- GOAL -
Write the records below out in full, character for character, with no pictures.

Stored entries
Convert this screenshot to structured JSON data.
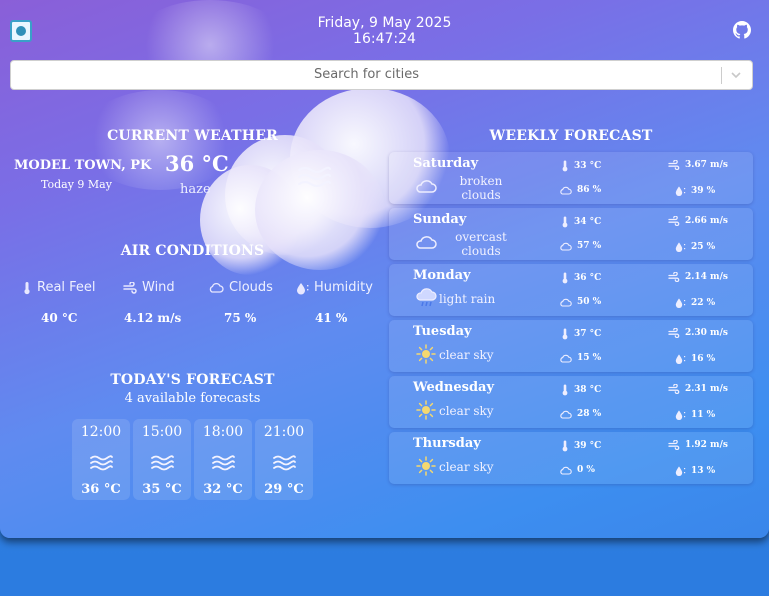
{
  "header": {
    "date": "Friday, 9 May 2025",
    "time": "16:47:24"
  },
  "search": {
    "placeholder": "Search for cities"
  },
  "current": {
    "title": "CURRENT WEATHER",
    "city": "MODEL TOWN, PK",
    "date": "Today 9 May",
    "temp": "36 °C",
    "description": "haze",
    "icon": "haze-icon"
  },
  "air": {
    "title": "AIR CONDITIONS",
    "items": [
      {
        "label": "Real Feel",
        "value": "40 °C",
        "icon": "thermometer-icon"
      },
      {
        "label": "Wind",
        "value": "4.12 m/s",
        "icon": "wind-icon"
      },
      {
        "label": "Clouds",
        "value": "75 %",
        "icon": "cloud-icon"
      },
      {
        "label": "Humidity",
        "value": "41 %",
        "icon": "humidity-icon"
      }
    ]
  },
  "today_forecast": {
    "title": "TODAY'S FORECAST",
    "subtitle": "4 available forecasts",
    "items": [
      {
        "time": "12:00",
        "temp": "36 °C",
        "icon": "haze-icon"
      },
      {
        "time": "15:00",
        "temp": "35 °C",
        "icon": "haze-icon"
      },
      {
        "time": "18:00",
        "temp": "32 °C",
        "icon": "haze-icon"
      },
      {
        "time": "21:00",
        "temp": "29 °C",
        "icon": "haze-icon"
      }
    ]
  },
  "weekly": {
    "title": "WEEKLY FORECAST",
    "days": [
      {
        "day": "Saturday",
        "cond1": "broken",
        "cond2": "clouds",
        "icon": "cloud-icon",
        "temp": "33 °C",
        "wind": "3.67 m/s",
        "clouds": "86 %",
        "humidity": "39 %"
      },
      {
        "day": "Sunday",
        "cond1": "overcast",
        "cond2": "clouds",
        "icon": "cloud-icon",
        "temp": "34 °C",
        "wind": "2.66 m/s",
        "clouds": "57 %",
        "humidity": "25 %"
      },
      {
        "day": "Monday",
        "cond1": "light rain",
        "cond2": "",
        "icon": "rain-icon",
        "temp": "36 °C",
        "wind": "2.14 m/s",
        "clouds": "50 %",
        "humidity": "22 %"
      },
      {
        "day": "Tuesday",
        "cond1": "clear sky",
        "cond2": "",
        "icon": "sun-icon",
        "temp": "37 °C",
        "wind": "2.30 m/s",
        "clouds": "15 %",
        "humidity": "16 %"
      },
      {
        "day": "Wednesday",
        "cond1": "clear sky",
        "cond2": "",
        "icon": "sun-icon",
        "temp": "38 °C",
        "wind": "2.31 m/s",
        "clouds": "28 %",
        "humidity": "11 %"
      },
      {
        "day": "Thursday",
        "cond1": "clear sky",
        "cond2": "",
        "icon": "sun-icon",
        "temp": "39 °C",
        "wind": "1.92 m/s",
        "clouds": "0 %",
        "humidity": "13 %"
      }
    ]
  }
}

- ANSWER TO THIS TASK -
Convert this screenshot to structured JSON data.
{
  "header": {
    "date": "Friday, 9 May 2025",
    "time": "16:47:24"
  },
  "search": {
    "placeholder": "Search for cities"
  },
  "current": {
    "title": "CURRENT WEATHER",
    "city": "MODEL TOWN, PK",
    "date": "Today 9 May",
    "temp": "36 °C",
    "description": "haze",
    "icon": "haze-icon"
  },
  "air": {
    "title": "AIR CONDITIONS",
    "items": [
      {
        "label": "Real Feel",
        "value": "40 °C",
        "icon": "thermometer-icon"
      },
      {
        "label": "Wind",
        "value": "4.12 m/s",
        "icon": "wind-icon"
      },
      {
        "label": "Clouds",
        "value": "75 %",
        "icon": "cloud-icon"
      },
      {
        "label": "Humidity",
        "value": "41 %",
        "icon": "humidity-icon"
      }
    ]
  },
  "today_forecast": {
    "title": "TODAY'S FORECAST",
    "subtitle": "4 available forecasts",
    "items": [
      {
        "time": "12:00",
        "temp": "36 °C",
        "icon": "haze-icon"
      },
      {
        "time": "15:00",
        "temp": "35 °C",
        "icon": "haze-icon"
      },
      {
        "time": "18:00",
        "temp": "32 °C",
        "icon": "haze-icon"
      },
      {
        "time": "21:00",
        "temp": "29 °C",
        "icon": "haze-icon"
      }
    ]
  },
  "weekly": {
    "title": "WEEKLY FORECAST",
    "days": [
      {
        "day": "Saturday",
        "cond1": "broken",
        "cond2": "clouds",
        "icon": "cloud-icon",
        "temp": "33 °C",
        "wind": "3.67 m/s",
        "clouds": "86 %",
        "humidity": "39 %"
      },
      {
        "day": "Sunday",
        "cond1": "overcast",
        "cond2": "clouds",
        "icon": "cloud-icon",
        "temp": "34 °C",
        "wind": "2.66 m/s",
        "clouds": "57 %",
        "humidity": "25 %"
      },
      {
        "day": "Monday",
        "cond1": "light rain",
        "cond2": "",
        "icon": "rain-icon",
        "temp": "36 °C",
        "wind": "2.14 m/s",
        "clouds": "50 %",
        "humidity": "22 %"
      },
      {
        "day": "Tuesday",
        "cond1": "clear sky",
        "cond2": "",
        "icon": "sun-icon",
        "temp": "37 °C",
        "wind": "2.30 m/s",
        "clouds": "15 %",
        "humidity": "16 %"
      },
      {
        "day": "Wednesday",
        "cond1": "clear sky",
        "cond2": "",
        "icon": "sun-icon",
        "temp": "38 °C",
        "wind": "2.31 m/s",
        "clouds": "28 %",
        "humidity": "11 %"
      },
      {
        "day": "Thursday",
        "cond1": "clear sky",
        "cond2": "",
        "icon": "sun-icon",
        "temp": "39 °C",
        "wind": "1.92 m/s",
        "clouds": "0 %",
        "humidity": "13 %"
      }
    ]
  }
}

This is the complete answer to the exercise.